Can you copy out the data word for word, starting with the line that contains "- view-link[interactable]: 查看: [514, 793, 552, 820]" and going on through the end of the data, leaving out any pictures?

▶

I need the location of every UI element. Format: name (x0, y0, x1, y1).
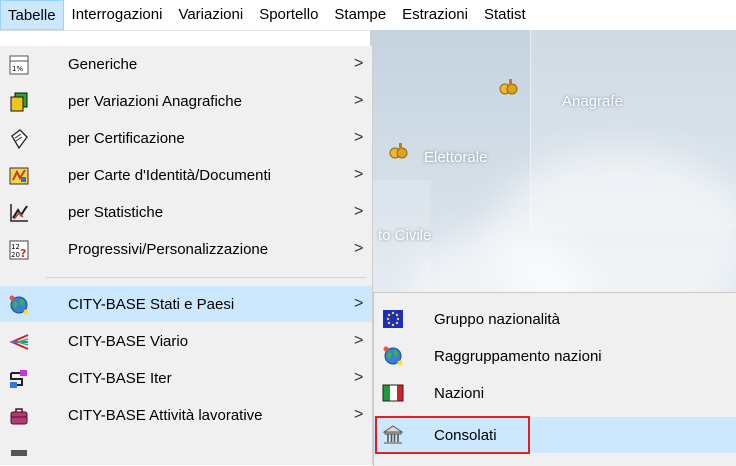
briefcase-icon (10, 408, 28, 425)
menu-item-statistiche[interactable]: per Statistiche > (0, 194, 372, 230)
chevron-right-icon: > (354, 55, 364, 72)
counter-icon: 12 20 ? (9, 240, 29, 260)
menu-separator (46, 277, 366, 278)
menu-item-label: CITY-BASE Attività lavorative (68, 406, 263, 424)
menu-item-carte-identita[interactable]: per Carte d'Identità/Documenti > (0, 157, 372, 193)
submenu-item-label: Nazioni (434, 384, 485, 402)
italy-flag-icon (382, 384, 404, 402)
menu-item-label: CITY-BASE Viario (68, 332, 189, 350)
menu-statistiche[interactable]: Statist (476, 0, 534, 30)
submenu-item-gruppo-nazionalita[interactable]: Gruppo nazionalità (374, 301, 736, 337)
menu-item-label: per Statistiche (68, 203, 164, 221)
menu-item-certificazione[interactable]: per Certificazione > (0, 120, 372, 156)
menu-stampe[interactable]: Stampe (326, 0, 394, 30)
menu-item-label: per Carte d'Identità/Documenti (68, 166, 271, 184)
menu-item-generiche[interactable]: 1% Generiche > (0, 46, 372, 82)
submenu-item-label: Raggruppamento nazioni (434, 347, 602, 365)
documents-icon (10, 92, 28, 112)
menu-item-label: per Variazioni Anagrafiche (68, 92, 242, 110)
menu-item-city-base-iter[interactable]: CITY-BASE Iter > (0, 360, 372, 396)
menu-variazioni[interactable]: Variazioni (170, 0, 251, 30)
svg-text:12: 12 (11, 243, 20, 251)
menu-tabelle[interactable]: Tabelle (0, 0, 64, 30)
table-icon: 1% (9, 55, 29, 75)
key-icon (499, 79, 518, 95)
chevron-right-icon: > (354, 406, 364, 423)
chevron-right-icon: > (354, 203, 364, 220)
key-icon (389, 143, 408, 159)
menu-item-city-base-stati-paesi[interactable]: CITY-BASE Stati e Paesi > (0, 286, 372, 322)
menu-item-variazioni-anagrafiche[interactable]: per Variazioni Anagrafiche > (0, 83, 372, 119)
svg-text:?: ? (20, 247, 26, 260)
tabelle-dropdown: 1% Generiche > per Variazioni Anagrafich… (0, 46, 373, 465)
menu-item-partial[interactable] (0, 434, 372, 465)
partial-icon (11, 450, 27, 456)
label-elettorale[interactable]: Elettorale (424, 149, 487, 166)
menu-item-city-base-viario[interactable]: CITY-BASE Viario > (0, 323, 372, 359)
workflow-icon (10, 370, 27, 388)
chart-icon (10, 204, 28, 222)
menu-item-progressivi[interactable]: 12 20 ? Progressivi/Personalizzazione > (0, 231, 372, 267)
label-anagrafe[interactable]: Anagrafe (562, 93, 623, 110)
menu-item-label: Progressivi/Personalizzazione (68, 240, 269, 258)
svg-text:1%: 1% (12, 65, 23, 73)
certificate-icon (11, 129, 28, 150)
id-card-icon (9, 167, 29, 185)
menu-interrogazioni[interactable]: Interrogazioni (64, 0, 171, 30)
menu-item-city-base-attivita[interactable]: CITY-BASE Attività lavorative > (0, 397, 372, 433)
label-stato-civile[interactable]: to Civile (378, 227, 431, 244)
eu-flag-icon (383, 310, 403, 328)
menu-item-label: Generiche (68, 55, 138, 73)
submenu-item-label: Gruppo nazionalità (434, 310, 560, 328)
menu-item-label: per Certificazione (68, 129, 185, 147)
svg-text:20: 20 (11, 251, 20, 259)
chevron-right-icon: > (354, 295, 364, 312)
chevron-right-icon: > (354, 166, 364, 183)
menu-item-label: CITY-BASE Iter (68, 369, 172, 387)
menu-estrazioni[interactable]: Estrazioni (394, 0, 476, 30)
chevron-right-icon: > (354, 332, 364, 349)
chevron-right-icon: > (354, 92, 364, 109)
submenu-item-raggruppamento-nazioni[interactable]: Raggruppamento nazioni (374, 338, 736, 374)
menu-bar: Tabelle Interrogazioni Variazioni Sporte… (0, 0, 736, 31)
globe-icon (9, 295, 29, 315)
chevron-right-icon: > (354, 240, 364, 257)
menu-item-label: CITY-BASE Stati e Paesi (68, 295, 235, 313)
streets-icon (9, 334, 29, 350)
highlight-callout (375, 416, 530, 454)
menu-sportello[interactable]: Sportello (251, 0, 326, 30)
chevron-right-icon: > (354, 369, 364, 386)
submenu-item-nazioni[interactable]: Nazioni (374, 375, 736, 411)
chevron-right-icon: > (354, 129, 364, 146)
globe-icon (383, 346, 403, 366)
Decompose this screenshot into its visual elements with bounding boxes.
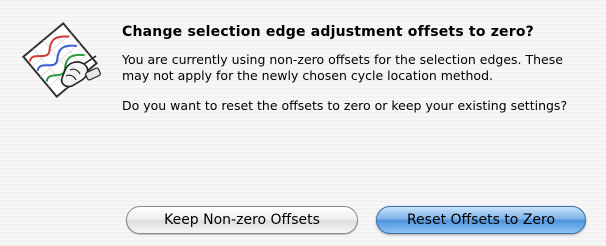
keep-offsets-button[interactable]: Keep Non-zero Offsets: [126, 206, 358, 234]
dialog-message-2: Do you want to reset the offsets to zero…: [122, 98, 568, 113]
dialog-content: Change selection edge adjustment offsets…: [122, 22, 582, 128]
alert-dialog: Change selection edge adjustment offsets…: [0, 0, 606, 246]
reset-offsets-button[interactable]: Reset Offsets to Zero: [376, 206, 586, 234]
graph-paper-hand-icon: [18, 18, 102, 102]
dialog-message-1: You are currently using non-zero offsets…: [122, 52, 563, 83]
dialog-title: Change selection edge adjustment offsets…: [122, 24, 534, 40]
dialog-buttons: Keep Non-zero Offsets Reset Offsets to Z…: [126, 206, 586, 234]
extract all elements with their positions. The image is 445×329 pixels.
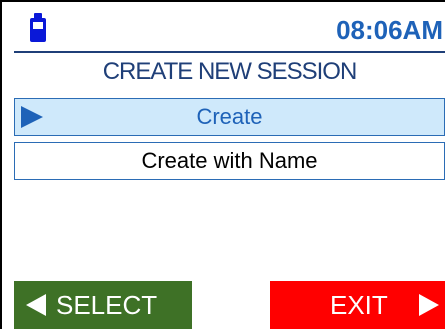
exit-label: EXIT [330, 290, 388, 320]
select-label: SELECT [56, 290, 158, 320]
status-bar: 08:06AM [2, 2, 445, 52]
menu-item-label: Create [196, 104, 263, 129]
menu-item-create[interactable]: Create [14, 98, 445, 136]
left-arrow-icon [26, 294, 46, 316]
header-divider [14, 51, 445, 53]
select-softkey-button[interactable]: SELECT [14, 281, 192, 329]
battery-cap [34, 13, 42, 18]
battery-level-gap [33, 22, 43, 29]
menu-item-label: Create with Name [141, 148, 318, 173]
clock-time: 08:06AM [336, 15, 443, 45]
right-arrow-icon [419, 294, 439, 316]
menu-item-create-with-name[interactable]: Create with Name [14, 142, 445, 180]
exit-softkey-button[interactable]: EXIT [270, 281, 445, 329]
battery-icon [30, 13, 46, 42]
page-title: CREATE NEW SESSION [102, 58, 358, 85]
selection-arrow-icon [21, 106, 43, 128]
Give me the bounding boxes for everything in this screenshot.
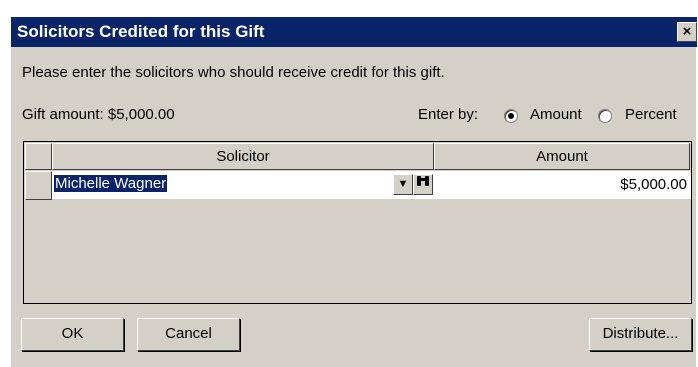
instructions-text: Please enter the solicitors who should r…: [22, 64, 445, 81]
distribute-button[interactable]: Distribute...: [589, 318, 692, 351]
enter-by-label: Enter by:: [418, 106, 479, 123]
solicitors-dialog: Solicitors Credited for this Gift × Plea…: [10, 16, 697, 367]
amount-cell[interactable]: $5,000.00: [434, 171, 691, 200]
amount-radio-label[interactable]: Amount: [530, 106, 582, 123]
chevron-down-icon: ▼: [397, 178, 409, 190]
title-bar[interactable]: Solicitors Credited for this Gift ×: [11, 17, 697, 47]
percent-radio-label[interactable]: Percent: [625, 106, 677, 123]
solicitor-column-header[interactable]: Solicitor: [52, 143, 434, 170]
amount-radio[interactable]: [504, 109, 518, 123]
cancel-button[interactable]: Cancel: [137, 318, 240, 351]
percent-radio[interactable]: [598, 109, 612, 123]
amount-column-header[interactable]: Amount: [434, 143, 690, 170]
dialog-title: Solicitors Credited for this Gift: [17, 22, 265, 41]
ok-button[interactable]: OK: [21, 318, 124, 351]
row-header[interactable]: [25, 171, 52, 200]
solicitor-cell[interactable]: Michelle Wagner ▼: [52, 171, 434, 200]
amount-value: $5,000.00: [620, 176, 687, 193]
corner-header-cell[interactable]: [25, 143, 52, 170]
gift-amount-label: Gift amount: $5,000.00: [22, 106, 175, 123]
close-icon: ×: [682, 23, 692, 40]
solicitor-name[interactable]: Michelle Wagner: [54, 175, 168, 192]
binoculars-icon: [416, 176, 430, 190]
radio-selected-dot: [508, 113, 514, 119]
solicitor-dropdown-button[interactable]: ▼: [393, 174, 413, 195]
solicitor-search-button[interactable]: [413, 174, 433, 195]
close-button[interactable]: ×: [677, 22, 697, 42]
solicitor-grid: Solicitor Amount Michelle Wagner ▼ $5,00…: [23, 141, 692, 304]
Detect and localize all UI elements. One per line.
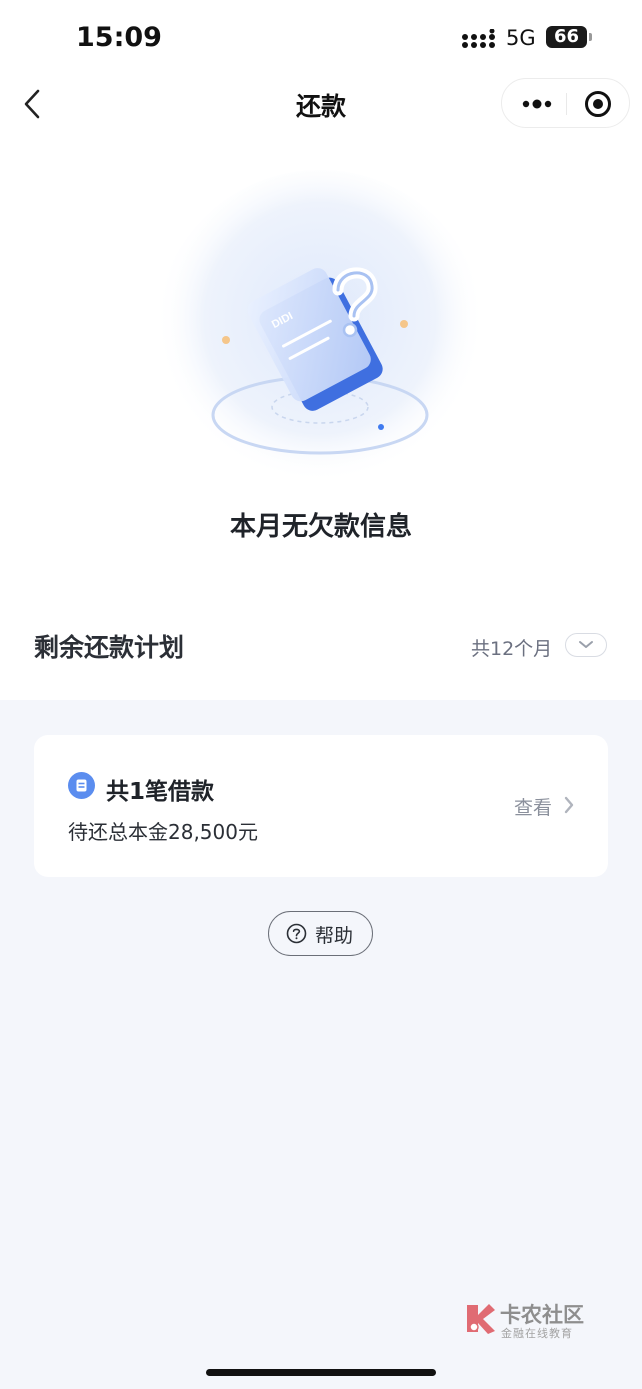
- view-link[interactable]: 查看: [514, 793, 552, 820]
- loan-summary-card[interactable]: 共1笔借款 待还总本金28,500元 查看: [34, 735, 608, 877]
- network-type: 5G: [506, 26, 536, 50]
- chevron-down-icon: [579, 641, 593, 648]
- chevron-right-icon: [564, 796, 574, 814]
- help-button[interactable]: 帮助: [268, 911, 373, 956]
- status-time: 15:09: [76, 22, 162, 53]
- plan-title: 剩余还款计划: [34, 633, 185, 662]
- empty-bill-illustration: DIDI: [155, 170, 485, 500]
- capsule-divider: [566, 93, 567, 115]
- document-icon: [68, 772, 95, 799]
- plan-count[interactable]: 共12个月: [471, 634, 552, 661]
- battery-tip: [589, 33, 592, 41]
- loan-principal-text: 待还总本金28,500元: [68, 820, 258, 844]
- watermark-logo-icon: [467, 1304, 495, 1334]
- question-circle-icon: [286, 923, 307, 944]
- signal-icon: [462, 29, 495, 48]
- help-label: 帮助: [315, 925, 354, 947]
- empty-state-title: 本月无欠款信息: [229, 512, 412, 542]
- home-indicator: [206, 1369, 436, 1376]
- battery-indicator: 66: [546, 26, 587, 48]
- target-icon[interactable]: [584, 90, 612, 118]
- loan-count-title: 共1笔借款: [106, 779, 215, 805]
- more-dots-icon[interactable]: [520, 92, 554, 116]
- mini-program-capsule: [501, 78, 630, 128]
- watermark-subtitle: 金融在线教育: [501, 1327, 573, 1340]
- expand-toggle[interactable]: [565, 633, 607, 657]
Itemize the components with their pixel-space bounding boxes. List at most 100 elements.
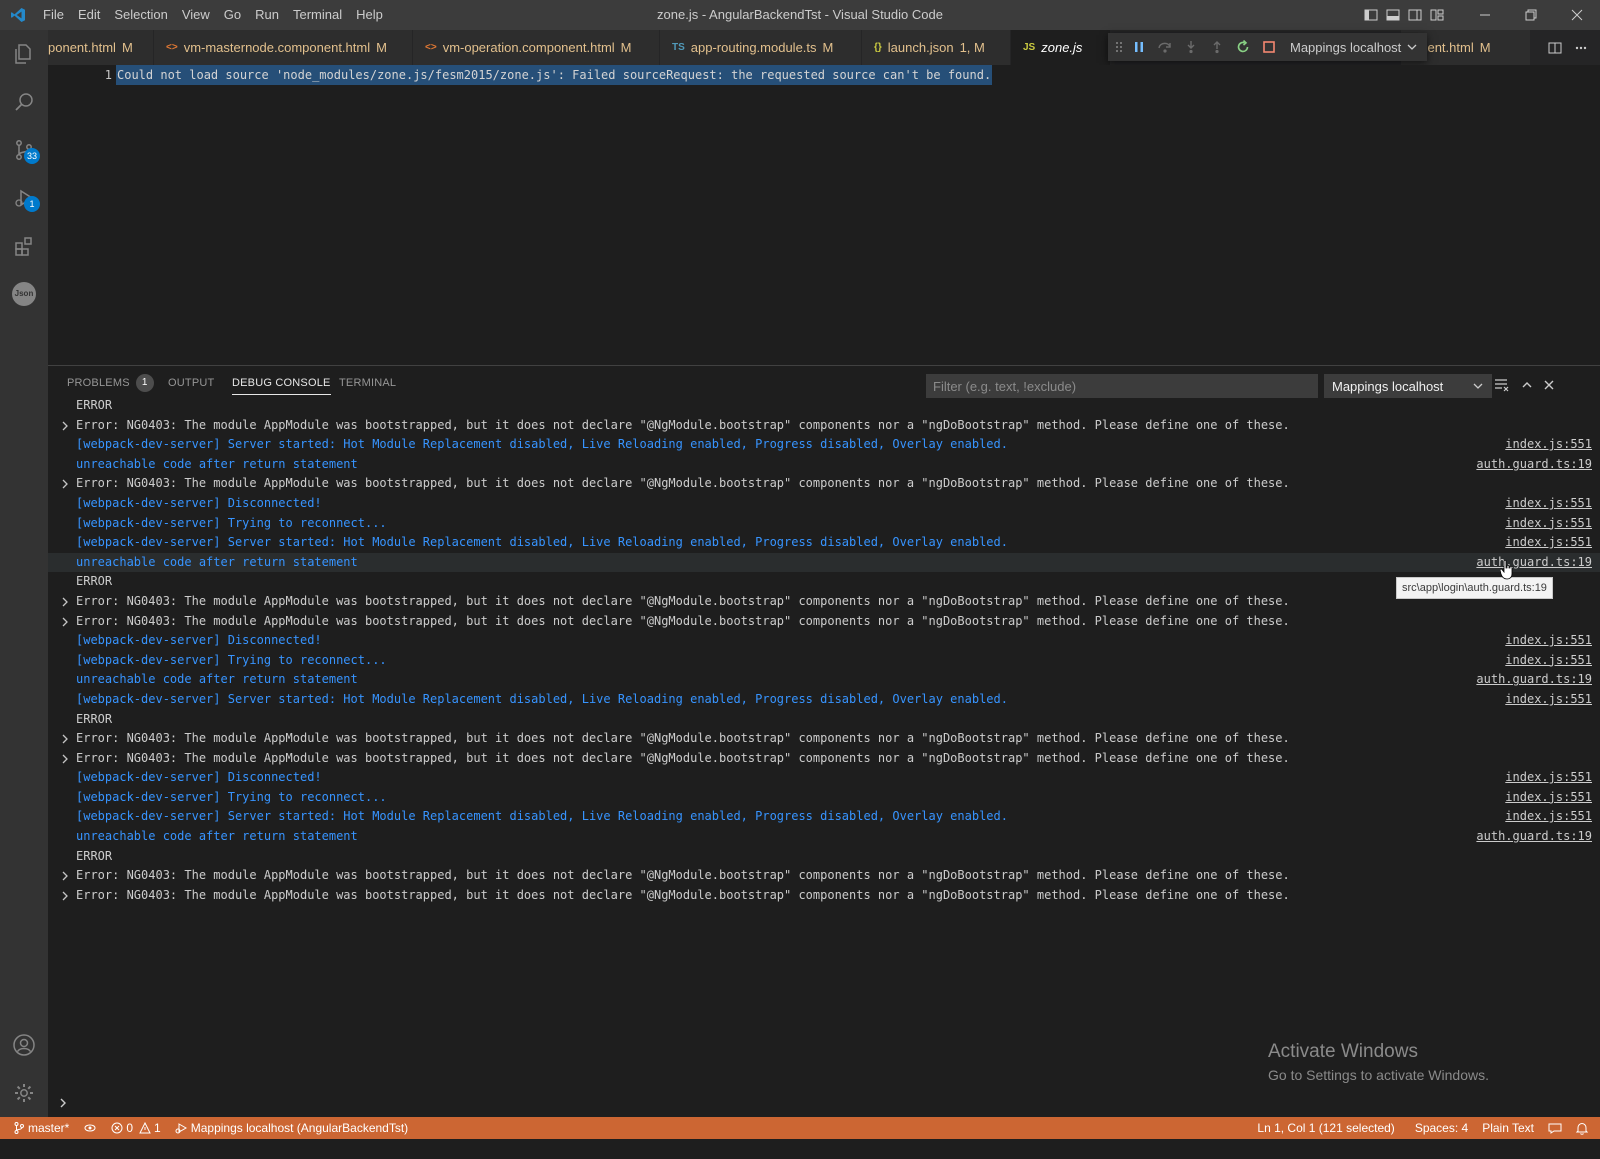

◀

__Result for this exercise__.
- view-link[interactable]: 查看: [514, 793, 552, 820]
- loan-summary-card[interactable]: 共1笔借款 待还总本金28,500元 查看: [34, 735, 608, 877]
- network-type: 5G: [506, 26, 536, 50]
- chevron-down-icon: [579, 641, 593, 648]
- chevron-right-icon: [564, 796, 574, 814]
- help-button[interactable]: 帮助: [268, 911, 373, 956]
- status-time: 15:09: [76, 22, 162, 53]
- plan-title: 剩余还款计划: [34, 633, 185, 662]
- empty-bill-illustration: DIDI: [155, 170, 485, 500]
- capsule-divider: [566, 93, 567, 115]
- document-icon: [68, 772, 95, 799]
- plan-count[interactable]: 共12个月: [471, 634, 552, 661]
- battery-tip: [589, 33, 592, 41]
- loan-principal-text: 待还总本金28,500元: [68, 820, 258, 844]
- watermark-logo-icon: [467, 1304, 495, 1334]
- question-circle-icon: [286, 923, 307, 944]
- signal-icon: [462, 29, 495, 48]
- help-label: 帮助: [315, 925, 354, 947]
- empty-state-title: 本月无欠款信息: [229, 512, 412, 542]
- home-indicator: [206, 1369, 436, 1376]
- battery-indicator: 66: [546, 26, 587, 48]
- target-icon[interactable]: [584, 90, 612, 118]
- loan-count-title: 共1笔借款: [106, 779, 215, 805]
- more-dots-icon[interactable]: [520, 92, 554, 116]
- mini-program-capsule: [501, 78, 630, 128]
- watermark-subtitle: 金融在线教育: [501, 1327, 573, 1340]
- expand-toggle[interactable]: [565, 633, 607, 657]
Itemize the components with their pixel-space bounding boxes. List at most 100 elements.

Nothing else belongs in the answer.